Saved entries
------

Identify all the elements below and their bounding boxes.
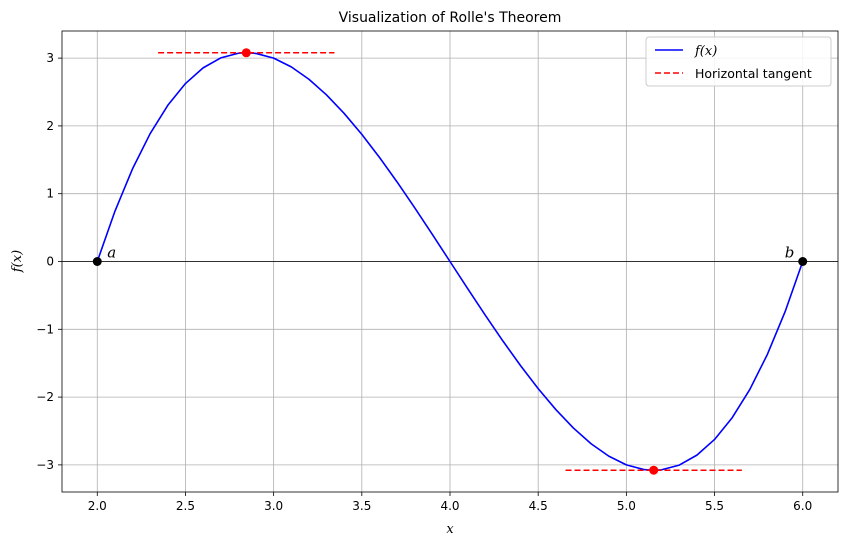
x-tick-label-5: 4.5 xyxy=(529,499,548,513)
critical-point-marker-1 xyxy=(649,465,659,475)
y-tick-label-5: 2 xyxy=(46,119,54,133)
markers xyxy=(92,48,808,475)
x-tick-label-8: 6.0 xyxy=(793,499,812,513)
legend-label-fx: f(x) xyxy=(694,44,717,59)
x-tick-label-6: 5.0 xyxy=(617,499,636,513)
x-tick-label-3: 3.5 xyxy=(352,499,371,513)
x-axis-ticks: 2.0 2.5 3.0 3.5 4.0 4.5 5.0 5.5 6.0 xyxy=(88,492,812,513)
y-tick-label-2: −1 xyxy=(36,322,54,336)
endpoint-label-b: b xyxy=(785,244,795,262)
series-fx-line xyxy=(96,51,804,472)
y-tick-label-3: 0 xyxy=(46,255,54,269)
legend-label-tangent: Horizontal tangent xyxy=(695,66,812,81)
x-tick-label-7: 5.5 xyxy=(705,499,724,513)
y-tick-label-0: −3 xyxy=(36,458,54,472)
x-tick-label-0: 2.0 xyxy=(88,499,107,513)
y-axis-ticks: −3 −2 −1 0 1 2 3 xyxy=(36,51,62,472)
y-tick-label-4: 1 xyxy=(46,187,54,201)
grid xyxy=(62,31,838,492)
legend: f(x) Horizontal tangent xyxy=(645,36,832,87)
y-tick-label-6: 3 xyxy=(46,51,54,65)
x-tick-label-4: 4.0 xyxy=(440,499,459,513)
y-axis-label: f(x) xyxy=(10,250,25,273)
y-tick-label-1: −2 xyxy=(36,390,54,404)
x-tick-label-2: 3.0 xyxy=(264,499,283,513)
critical-point-marker-0 xyxy=(241,48,251,58)
x-tick-label-1: 2.5 xyxy=(176,499,195,513)
legend-frame xyxy=(645,36,832,87)
series-layer xyxy=(96,51,804,472)
endpoint-label-a: a xyxy=(107,244,116,262)
endpoint-marker-a xyxy=(92,257,102,266)
chart-title: Visualization of Rolle's Theorem xyxy=(339,10,562,26)
x-axis-label: x xyxy=(446,522,454,537)
endpoint-marker-b xyxy=(798,257,808,266)
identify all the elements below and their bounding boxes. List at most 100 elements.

------

> Goal
Copy out the stored entries above line for line without changing anything. Omit the pictures from your copy.

> Expected answer
Identify all the elements below and their bounding boxes.
x-tick-label-5: 4.5 xyxy=(529,499,548,513)
critical-point-marker-1 xyxy=(649,465,659,475)
y-tick-label-5: 2 xyxy=(46,119,54,133)
markers xyxy=(92,48,808,475)
x-tick-label-8: 6.0 xyxy=(793,499,812,513)
legend-label-fx: f(x) xyxy=(694,44,717,59)
x-tick-label-6: 5.0 xyxy=(617,499,636,513)
x-tick-label-3: 3.5 xyxy=(352,499,371,513)
x-axis-ticks: 2.0 2.5 3.0 3.5 4.0 4.5 5.0 5.5 6.0 xyxy=(88,492,812,513)
y-tick-label-2: −1 xyxy=(36,322,54,336)
endpoint-label-b: b xyxy=(785,244,795,262)
series-fx-line xyxy=(96,51,804,472)
y-tick-label-3: 0 xyxy=(46,255,54,269)
legend-label-tangent: Horizontal tangent xyxy=(695,66,812,81)
x-tick-label-7: 5.5 xyxy=(705,499,724,513)
y-tick-label-0: −3 xyxy=(36,458,54,472)
x-tick-label-0: 2.0 xyxy=(88,499,107,513)
y-axis-ticks: −3 −2 −1 0 1 2 3 xyxy=(36,51,62,472)
y-tick-label-4: 1 xyxy=(46,187,54,201)
grid xyxy=(62,31,838,492)
legend: f(x) Horizontal tangent xyxy=(645,36,832,87)
y-tick-label-6: 3 xyxy=(46,51,54,65)
x-tick-label-4: 4.0 xyxy=(440,499,459,513)
y-axis-label: f(x) xyxy=(10,250,25,273)
y-tick-label-1: −2 xyxy=(36,390,54,404)
x-tick-label-2: 3.0 xyxy=(264,499,283,513)
critical-point-marker-0 xyxy=(241,48,251,58)
x-tick-label-1: 2.5 xyxy=(176,499,195,513)
legend-frame xyxy=(645,36,832,87)
series-layer xyxy=(96,51,804,472)
endpoint-label-a: a xyxy=(107,244,116,262)
endpoint-marker-a xyxy=(92,257,102,266)
chart-title: Visualization of Rolle's Theorem xyxy=(339,10,562,26)
x-axis-label: x xyxy=(446,522,454,537)
endpoint-marker-b xyxy=(798,257,808,266)
identify all the elements below and their bounding boxes. List at most 100 elements.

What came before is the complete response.